**JOB**
Copy every line of the material below word for word.

— begin DATA FOR PROCESSING —

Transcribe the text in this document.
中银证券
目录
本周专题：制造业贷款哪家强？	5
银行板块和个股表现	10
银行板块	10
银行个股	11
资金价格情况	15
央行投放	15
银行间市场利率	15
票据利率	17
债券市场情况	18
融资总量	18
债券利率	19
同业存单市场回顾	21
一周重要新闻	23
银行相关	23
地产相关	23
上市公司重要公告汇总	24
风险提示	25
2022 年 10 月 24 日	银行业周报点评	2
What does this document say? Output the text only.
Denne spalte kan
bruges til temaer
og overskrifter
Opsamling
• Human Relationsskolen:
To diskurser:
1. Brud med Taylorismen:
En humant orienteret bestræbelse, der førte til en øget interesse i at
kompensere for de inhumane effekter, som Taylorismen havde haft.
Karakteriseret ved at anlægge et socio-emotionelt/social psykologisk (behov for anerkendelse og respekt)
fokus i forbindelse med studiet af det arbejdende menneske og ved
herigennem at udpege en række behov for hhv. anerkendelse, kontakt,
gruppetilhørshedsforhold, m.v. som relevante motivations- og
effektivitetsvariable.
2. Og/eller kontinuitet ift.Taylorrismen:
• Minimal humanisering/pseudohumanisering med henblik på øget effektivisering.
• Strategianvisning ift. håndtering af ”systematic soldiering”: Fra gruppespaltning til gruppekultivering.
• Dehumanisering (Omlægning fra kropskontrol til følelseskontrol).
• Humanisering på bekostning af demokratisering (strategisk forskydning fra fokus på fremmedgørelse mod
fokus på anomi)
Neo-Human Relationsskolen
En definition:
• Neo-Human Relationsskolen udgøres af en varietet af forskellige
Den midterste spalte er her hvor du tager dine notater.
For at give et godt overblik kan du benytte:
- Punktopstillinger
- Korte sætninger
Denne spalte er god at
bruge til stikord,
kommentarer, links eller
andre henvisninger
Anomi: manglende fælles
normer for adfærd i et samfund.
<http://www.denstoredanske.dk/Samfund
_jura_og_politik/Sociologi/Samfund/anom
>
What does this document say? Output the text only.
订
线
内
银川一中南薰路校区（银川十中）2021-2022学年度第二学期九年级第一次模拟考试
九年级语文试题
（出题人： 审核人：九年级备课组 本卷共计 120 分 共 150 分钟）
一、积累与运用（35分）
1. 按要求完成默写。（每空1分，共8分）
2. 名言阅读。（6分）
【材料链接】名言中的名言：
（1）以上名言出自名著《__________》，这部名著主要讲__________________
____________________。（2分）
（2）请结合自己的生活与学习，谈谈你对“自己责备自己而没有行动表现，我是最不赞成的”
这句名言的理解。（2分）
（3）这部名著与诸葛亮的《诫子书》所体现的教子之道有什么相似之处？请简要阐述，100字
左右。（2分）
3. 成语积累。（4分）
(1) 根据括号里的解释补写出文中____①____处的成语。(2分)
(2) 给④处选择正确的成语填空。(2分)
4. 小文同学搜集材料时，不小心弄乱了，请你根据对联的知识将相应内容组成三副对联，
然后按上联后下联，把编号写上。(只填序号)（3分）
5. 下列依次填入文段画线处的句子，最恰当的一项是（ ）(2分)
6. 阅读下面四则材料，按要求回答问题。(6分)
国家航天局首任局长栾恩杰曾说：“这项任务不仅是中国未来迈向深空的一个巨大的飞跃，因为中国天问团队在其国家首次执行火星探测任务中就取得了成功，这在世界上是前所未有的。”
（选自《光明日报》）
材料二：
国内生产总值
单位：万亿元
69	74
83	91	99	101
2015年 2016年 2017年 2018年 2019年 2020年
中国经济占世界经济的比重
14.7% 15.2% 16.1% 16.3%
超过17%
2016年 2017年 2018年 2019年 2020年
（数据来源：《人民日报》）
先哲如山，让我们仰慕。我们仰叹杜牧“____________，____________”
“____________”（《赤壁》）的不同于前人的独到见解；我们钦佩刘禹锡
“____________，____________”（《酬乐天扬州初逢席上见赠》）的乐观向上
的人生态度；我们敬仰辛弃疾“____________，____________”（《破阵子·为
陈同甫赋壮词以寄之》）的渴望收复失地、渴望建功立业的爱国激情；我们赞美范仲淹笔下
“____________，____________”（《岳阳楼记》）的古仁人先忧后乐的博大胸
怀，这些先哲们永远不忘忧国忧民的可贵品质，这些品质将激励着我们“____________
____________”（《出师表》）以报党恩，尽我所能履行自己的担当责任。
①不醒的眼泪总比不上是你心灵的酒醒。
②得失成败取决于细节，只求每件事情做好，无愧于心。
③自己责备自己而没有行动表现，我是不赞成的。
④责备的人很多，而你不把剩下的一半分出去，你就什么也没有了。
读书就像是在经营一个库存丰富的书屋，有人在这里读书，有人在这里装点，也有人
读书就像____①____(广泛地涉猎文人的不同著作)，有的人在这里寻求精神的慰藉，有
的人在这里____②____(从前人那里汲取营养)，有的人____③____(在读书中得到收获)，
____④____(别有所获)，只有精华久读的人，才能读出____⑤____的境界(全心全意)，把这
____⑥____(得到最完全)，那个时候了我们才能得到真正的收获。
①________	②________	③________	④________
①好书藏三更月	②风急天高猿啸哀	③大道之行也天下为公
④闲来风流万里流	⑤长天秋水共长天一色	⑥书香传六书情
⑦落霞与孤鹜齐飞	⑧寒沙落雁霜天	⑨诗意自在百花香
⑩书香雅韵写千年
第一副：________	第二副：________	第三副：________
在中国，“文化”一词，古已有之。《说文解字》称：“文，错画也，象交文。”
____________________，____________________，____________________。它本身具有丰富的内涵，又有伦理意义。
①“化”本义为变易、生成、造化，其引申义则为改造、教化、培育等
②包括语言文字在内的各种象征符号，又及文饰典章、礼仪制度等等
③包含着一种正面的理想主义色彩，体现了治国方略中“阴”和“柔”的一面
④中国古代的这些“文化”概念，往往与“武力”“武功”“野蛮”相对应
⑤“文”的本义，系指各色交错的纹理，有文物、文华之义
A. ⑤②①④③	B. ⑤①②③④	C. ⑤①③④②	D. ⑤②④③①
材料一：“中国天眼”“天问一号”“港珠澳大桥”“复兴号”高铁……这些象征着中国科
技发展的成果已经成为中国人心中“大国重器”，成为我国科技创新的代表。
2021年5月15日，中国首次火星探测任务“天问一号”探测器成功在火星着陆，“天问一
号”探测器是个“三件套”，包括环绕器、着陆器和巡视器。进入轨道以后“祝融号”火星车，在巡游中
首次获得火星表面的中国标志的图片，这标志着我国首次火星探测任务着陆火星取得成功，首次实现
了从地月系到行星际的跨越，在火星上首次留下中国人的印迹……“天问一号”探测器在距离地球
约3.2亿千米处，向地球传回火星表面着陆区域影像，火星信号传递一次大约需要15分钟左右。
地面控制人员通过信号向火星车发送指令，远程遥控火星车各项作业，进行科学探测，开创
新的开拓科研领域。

— end DATA FOR PROCESSING —

**TASK RESPONSE**
Transcribe the text in this document.
中银证券
目录
本周专题：制造业贷款哪家强？	5
银行板块和个股表现	10
银行板块	10
银行个股	11
资金价格情况	15
央行投放	15
银行间市场利率	15
票据利率	17
债券市场情况	18
融资总量	18
债券利率	19
同业存单市场回顾	21
一周重要新闻	23
银行相关	23
地产相关	23
上市公司重要公告汇总	24
风险提示	25
2022 年 10 月 24 日	银行业周报点评	2
What does this document say? Output the text only.
Denne spalte kan
bruges til temaer
og overskrifter
Opsamling
• Human Relationsskolen:
To diskurser:
1. Brud med Taylorismen:
En humant orienteret bestræbelse, der førte til en øget interesse i at
kompensere for de inhumane effekter, som Taylorismen havde haft.
Karakteriseret ved at anlægge et socio-emotionelt/social psykologisk (behov for anerkendelse og respekt)
fokus i forbindelse med studiet af det arbejdende menneske og ved
herigennem at udpege en række behov for hhv. anerkendelse, kontakt,
gruppetilhørshedsforhold, m.v. som relevante motivations- og
effektivitetsvariable.
2. Og/eller kontinuitet ift.Taylorrismen:
• Minimal humanisering/pseudohumanisering med henblik på øget effektivisering.
• Strategianvisning ift. håndtering af ”systematic soldiering”: Fra gruppespaltning til gruppekultivering.
• Dehumanisering (Omlægning fra kropskontrol til følelseskontrol).
• Humanisering på bekostning af demokratisering (strategisk forskydning fra fokus på fremmedgørelse mod
fokus på anomi)
Neo-Human Relationsskolen
En definition:
• Neo-Human Relationsskolen udgøres af en varietet af forskellige
Den midterste spalte er her hvor du tager dine notater.
For at give et godt overblik kan du benytte:
- Punktopstillinger
- Korte sætninger
Denne spalte er god at
bruge til stikord,
kommentarer, links eller
andre henvisninger
Anomi: manglende fælles
normer for adfærd i et samfund.
<http://www.denstoredanske.dk/Samfund
_jura_og_politik/Sociologi/Samfund/anom
>
What does this document say? Output the text only.
订
线
内
银川一中南薰路校区（银川十中）2021-2022学年度第二学期九年级第一次模拟考试
九年级语文试题
（出题人： 审核人：九年级备课组 本卷共计 120 分 共 150 分钟）
一、积累与运用（35分）
1. 按要求完成默写。（每空1分，共8分）
2. 名言阅读。（6分）
【材料链接】名言中的名言：
（1）以上名言出自名著《__________》，这部名著主要讲__________________
____________________。（2分）
（2）请结合自己的生活与学习，谈谈你对“自己责备自己而没有行动表现，我是最不赞成的”
这句名言的理解。（2分）
（3）这部名著与诸葛亮的《诫子书》所体现的教子之道有什么相似之处？请简要阐述，100字
左右。（2分）
3. 成语积累。（4分）
(1) 根据括号里的解释补写出文中____①____处的成语。(2分)
(2) 给④处选择正确的成语填空。(2分)
4. 小文同学搜集材料时，不小心弄乱了，请你根据对联的知识将相应内容组成三副对联，
然后按上联后下联，把编号写上。(只填序号)（3分）
5. 下列依次填入文段画线处的句子，最恰当的一项是（ ）(2分)
6. 阅读下面四则材料，按要求回答问题。(6分)
国家航天局首任局长栾恩杰曾说：“这项任务不仅是中国未来迈向深空的一个巨大的飞跃，因为中国天问团队在其国家首次执行火星探测任务中就取得了成功，这在世界上是前所未有的。”
（选自《光明日报》）
材料二：
国内生产总值
单位：万亿元
69	74
83	91	99	101
2015年 2016年 2017年 2018年 2019年 2020年
中国经济占世界经济的比重
14.7% 15.2% 16.1% 16.3%
超过17%
2016年 2017年 2018年 2019年 2020年
（数据来源：《人民日报》）
先哲如山，让我们仰慕。我们仰叹杜牧“____________，____________”
“____________”（《赤壁》）的不同于前人的独到见解；我们钦佩刘禹锡
“____________，____________”（《酬乐天扬州初逢席上见赠》）的乐观向上
的人生态度；我们敬仰辛弃疾“____________，____________”（《破阵子·为
陈同甫赋壮词以寄之》）的渴望收复失地、渴望建功立业的爱国激情；我们赞美范仲淹笔下
“____________，____________”（《岳阳楼记》）的古仁人先忧后乐的博大胸
怀，这些先哲们永远不忘忧国忧民的可贵品质，这些品质将激励着我们“____________
____________”（《出师表》）以报党恩，尽我所能履行自己的担当责任。
①不醒的眼泪总比不上是你心灵的酒醒。
②得失成败取决于细节，只求每件事情做好，无愧于心。
③自己责备自己而没有行动表现，我是不赞成的。
④责备的人很多，而你不把剩下的一半分出去，你就什么也没有了。
读书就像是在经营一个库存丰富的书屋，有人在这里读书，有人在这里装点，也有人
读书就像____①____(广泛地涉猎文人的不同著作)，有的人在这里寻求精神的慰藉，有
的人在这里____②____(从前人那里汲取营养)，有的人____③____(在读书中得到收获)，
____④____(别有所获)，只有精华久读的人，才能读出____⑤____的境界(全心全意)，把这
____⑥____(得到最完全)，那个时候了我们才能得到真正的收获。
①________	②________	③________	④________
①好书藏三更月	②风急天高猿啸哀	③大道之行也天下为公
④闲来风流万里流	⑤长天秋水共长天一色	⑥书香传六书情
⑦落霞与孤鹜齐飞	⑧寒沙落雁霜天	⑨诗意自在百花香
⑩书香雅韵写千年
第一副：________	第二副：________	第三副：________
在中国，“文化”一词，古已有之。《说文解字》称：“文，错画也，象交文。”
____________________，____________________，____________________。它本身具有丰富的内涵，又有伦理意义。
①“化”本义为变易、生成、造化，其引申义则为改造、教化、培育等
②包括语言文字在内的各种象征符号，又及文饰典章、礼仪制度等等
③包含着一种正面的理想主义色彩，体现了治国方略中“阴”和“柔”的一面
④中国古代的这些“文化”概念，往往与“武力”“武功”“野蛮”相对应
⑤“文”的本义，系指各色交错的纹理，有文物、文华之义
A. ⑤②①④③	B. ⑤①②③④	C. ⑤①③④②	D. ⑤②④③①
材料一：“中国天眼”“天问一号”“港珠澳大桥”“复兴号”高铁……这些象征着中国科
技发展的成果已经成为中国人心中“大国重器”，成为我国科技创新的代表。
2021年5月15日，中国首次火星探测任务“天问一号”探测器成功在火星着陆，“天问一
号”探测器是个“三件套”，包括环绕器、着陆器和巡视器。进入轨道以后“祝融号”火星车，在巡游中
首次获得火星表面的中国标志的图片，这标志着我国首次火星探测任务着陆火星取得成功，首次实现
了从地月系到行星际的跨越，在火星上首次留下中国人的印迹……“天问一号”探测器在距离地球
约3.2亿千米处，向地球传回火星表面着陆区域影像，火星信号传递一次大约需要15分钟左右。
地面控制人员通过信号向火星车发送指令，远程遥控火星车各项作业，进行科学探测，开创
新的开拓科研领域。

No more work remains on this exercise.